-- Your instructions --
Count how many lines of the material below have the word "acuerdo" and give only the number.

[Dataset excerpt]
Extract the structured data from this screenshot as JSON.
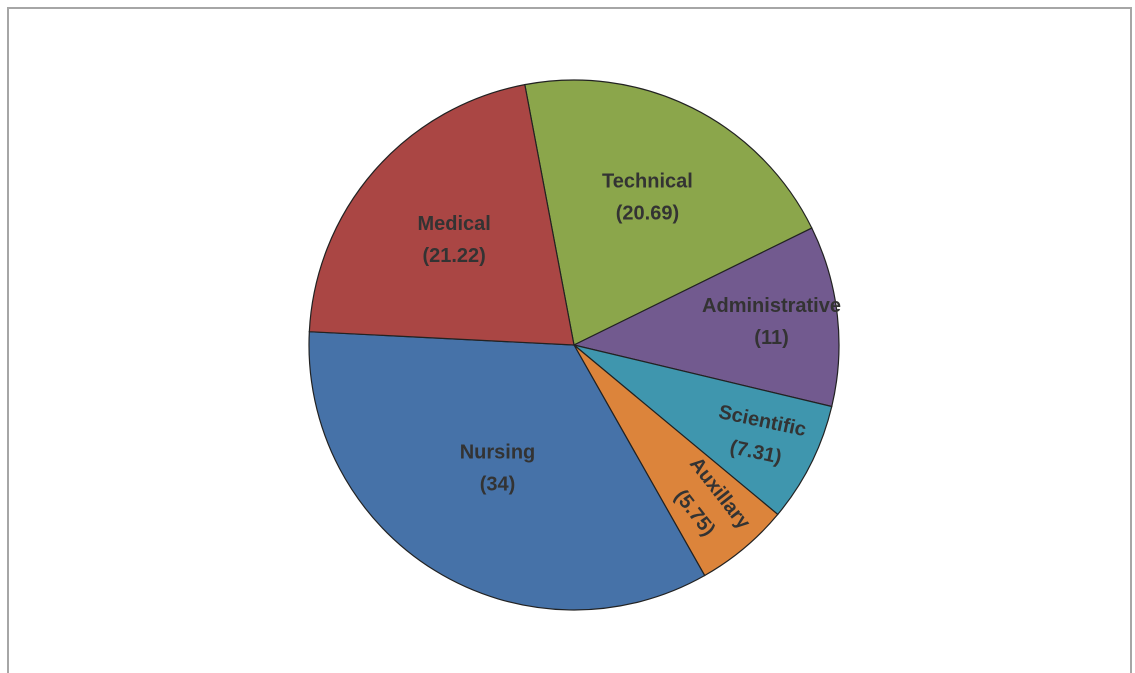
{
  "chart_data": {
    "type": "pie",
    "categories": [
      "Technical",
      "Administrative",
      "Scientific",
      "Auxillary",
      "Nursing",
      "Medical"
    ],
    "values": [
      20.69,
      11,
      7.31,
      5.75,
      34,
      21.22
    ],
    "value_labels": [
      "(20.69)",
      "(11)",
      "(7.31)",
      "(5.75)",
      "(34)",
      "(21.22)"
    ],
    "colors": [
      "#8ba64b",
      "#725a8f",
      "#3f96ae",
      "#dc843b",
      "#4672a8",
      "#aa4644"
    ]
  }
}
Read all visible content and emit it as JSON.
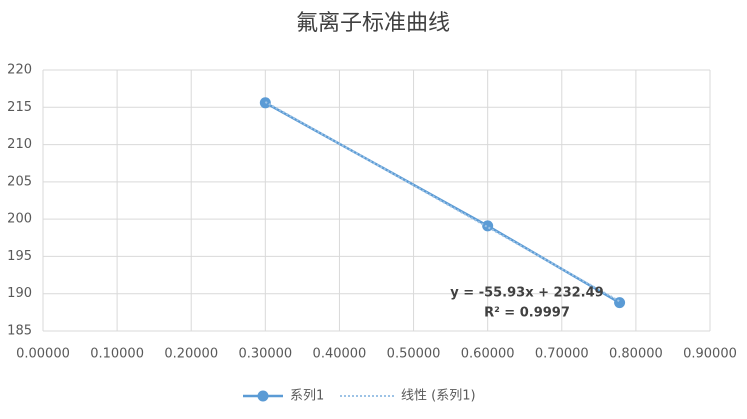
{
  "chart_data": {
    "type": "scatter",
    "title": "氟离子标准曲线",
    "series": [
      {
        "name": "系列1",
        "color": "#5b9bd5",
        "x": [
          0.3,
          0.6,
          0.778
        ],
        "values": [
          215.6,
          199.1,
          188.8
        ]
      }
    ],
    "trendline": {
      "name": "线性 (系列1)",
      "color": "#5b9bd5",
      "x": [
        0.3,
        0.778
      ],
      "values": [
        215.71,
        188.98
      ],
      "equation": "y = -55.93x + 232.49",
      "r_squared": "R² = 0.9997"
    },
    "xlim": [
      0,
      0.9
    ],
    "xticks": [
      {
        "value": 0,
        "label": "0.00000"
      },
      {
        "value": 0.1,
        "label": "0.10000"
      },
      {
        "value": 0.2,
        "label": "0.20000"
      },
      {
        "value": 0.3,
        "label": "0.30000"
      },
      {
        "value": 0.4,
        "label": "0.40000"
      },
      {
        "value": 0.5,
        "label": "0.50000"
      },
      {
        "value": 0.6,
        "label": "0.60000"
      },
      {
        "value": 0.7,
        "label": "0.70000"
      },
      {
        "value": 0.8,
        "label": "0.80000"
      },
      {
        "value": 0.9,
        "label": "0.90000"
      }
    ],
    "ylim": [
      185,
      220
    ],
    "yticks": [
      185,
      190,
      195,
      200,
      205,
      210,
      215,
      220
    ],
    "grid": true
  }
}
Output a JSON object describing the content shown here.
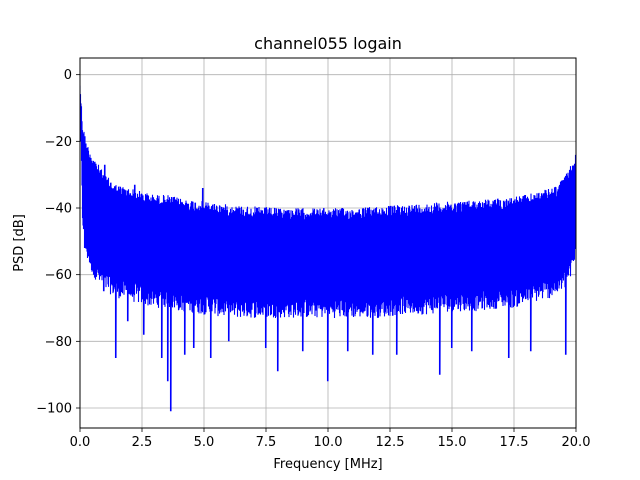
{
  "chart_data": {
    "type": "line",
    "title": "channel055 logain",
    "xlabel": "Frequency [MHz]",
    "ylabel": "PSD [dB]",
    "xlim": [
      0.0,
      20.0
    ],
    "ylim": [
      -106,
      5
    ],
    "xticks": [
      0.0,
      2.5,
      5.0,
      7.5,
      10.0,
      12.5,
      15.0,
      17.5,
      20.0
    ],
    "xtick_labels": [
      "0.0",
      "2.5",
      "5.0",
      "7.5",
      "10.0",
      "12.5",
      "15.0",
      "17.5",
      "20.0"
    ],
    "yticks": [
      0,
      -20,
      -40,
      -60,
      -80,
      -100
    ],
    "ytick_labels": [
      "0",
      "−20",
      "−40",
      "−60",
      "−80",
      "−100"
    ],
    "grid": true,
    "series": [
      {
        "color": "#0000ff",
        "x": [
          0.0,
          0.1,
          0.25,
          0.5,
          0.75,
          1.0,
          1.5,
          2.0,
          2.5,
          3.0,
          3.5,
          4.0,
          5.0,
          6.0,
          7.0,
          8.0,
          9.0,
          10.0,
          11.0,
          12.0,
          13.0,
          14.0,
          15.0,
          16.0,
          17.0,
          17.5,
          18.0,
          18.5,
          19.0,
          19.25,
          19.5,
          19.75,
          19.9,
          20.0
        ],
        "upper": [
          -1,
          -14,
          -20,
          -24,
          -27,
          -30,
          -33,
          -34,
          -35,
          -36,
          -36,
          -37,
          -38,
          -39,
          -39.5,
          -40,
          -40,
          -40,
          -40,
          -39.5,
          -39,
          -38.5,
          -38,
          -37.5,
          -37,
          -36.5,
          -36,
          -35,
          -34,
          -33,
          -31,
          -28,
          -25,
          -23
        ],
        "lower": [
          -10,
          -45,
          -55,
          -60,
          -63,
          -65,
          -67,
          -68,
          -69,
          -70,
          -70,
          -71,
          -72,
          -73,
          -73,
          -73,
          -73,
          -73,
          -73,
          -73,
          -72,
          -72,
          -71,
          -71,
          -70,
          -70,
          -69,
          -68,
          -67,
          -66,
          -65,
          -62,
          -58,
          -55
        ],
        "spikes": [
          {
            "x": 0.2,
            "y": -52
          },
          {
            "x": 0.55,
            "y": -60
          },
          {
            "x": 0.95,
            "y": -65
          },
          {
            "x": 1.45,
            "y": -85
          },
          {
            "x": 1.95,
            "y": -74
          },
          {
            "x": 2.6,
            "y": -78
          },
          {
            "x": 3.3,
            "y": -85
          },
          {
            "x": 3.55,
            "y": -92
          },
          {
            "x": 3.65,
            "y": -101
          },
          {
            "x": 4.25,
            "y": -84
          },
          {
            "x": 4.6,
            "y": -82
          },
          {
            "x": 5.3,
            "y": -85
          },
          {
            "x": 6.0,
            "y": -80
          },
          {
            "x": 7.5,
            "y": -82
          },
          {
            "x": 8.0,
            "y": -89
          },
          {
            "x": 9.0,
            "y": -83
          },
          {
            "x": 10.0,
            "y": -92
          },
          {
            "x": 10.8,
            "y": -83
          },
          {
            "x": 11.8,
            "y": -84
          },
          {
            "x": 12.8,
            "y": -84
          },
          {
            "x": 14.5,
            "y": -90
          },
          {
            "x": 15.0,
            "y": -82
          },
          {
            "x": 15.8,
            "y": -83
          },
          {
            "x": 17.3,
            "y": -85
          },
          {
            "x": 18.2,
            "y": -83
          },
          {
            "x": 19.6,
            "y": -84
          }
        ],
        "peaks": [
          {
            "x": 4.95,
            "y": -34
          },
          {
            "x": 2.2,
            "y": -33
          },
          {
            "x": 1.0,
            "y": -27
          }
        ]
      }
    ]
  }
}
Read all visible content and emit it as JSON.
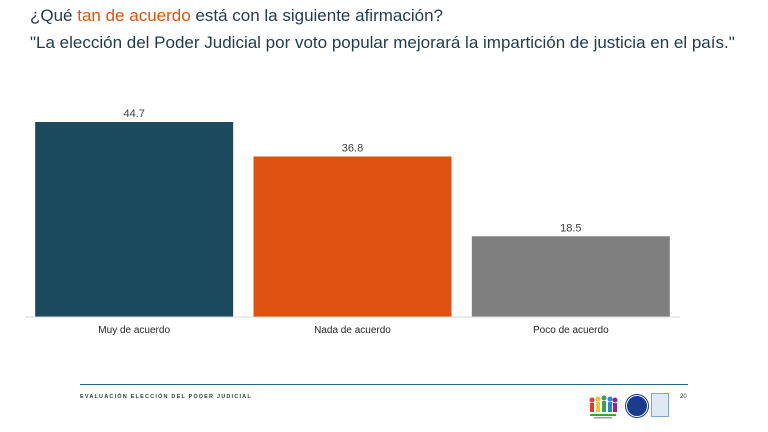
{
  "header": {
    "question_pre": "¿Qué ",
    "question_highlight": "tan de acuerdo",
    "question_post": " está con la siguiente afirmación?",
    "statement": "\"La elección del Poder Judicial por voto popular mejorará la impartición de justicia en el país.\""
  },
  "chart_data": {
    "type": "bar",
    "categories": [
      "Muy de acuerdo",
      "Nada de acuerdo",
      "Poco de acuerdo"
    ],
    "values": [
      44.7,
      36.8,
      18.5
    ],
    "value_labels": [
      "44.7",
      "36.8",
      "18.5"
    ],
    "colors": [
      "#1b4a5e",
      "#e0520f",
      "#7f7f7f"
    ],
    "title": "",
    "xlabel": "",
    "ylabel": "",
    "ylim": [
      0,
      44.7
    ],
    "grid": false,
    "legend": "none"
  },
  "footer": {
    "text": "EVALUACIÓN ELECCIÓN DEL PODER JUDICIAL",
    "page": "20",
    "logos": [
      "people-logo",
      "circle-seal-logo",
      "badge-logo"
    ]
  }
}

-- Completed task --
4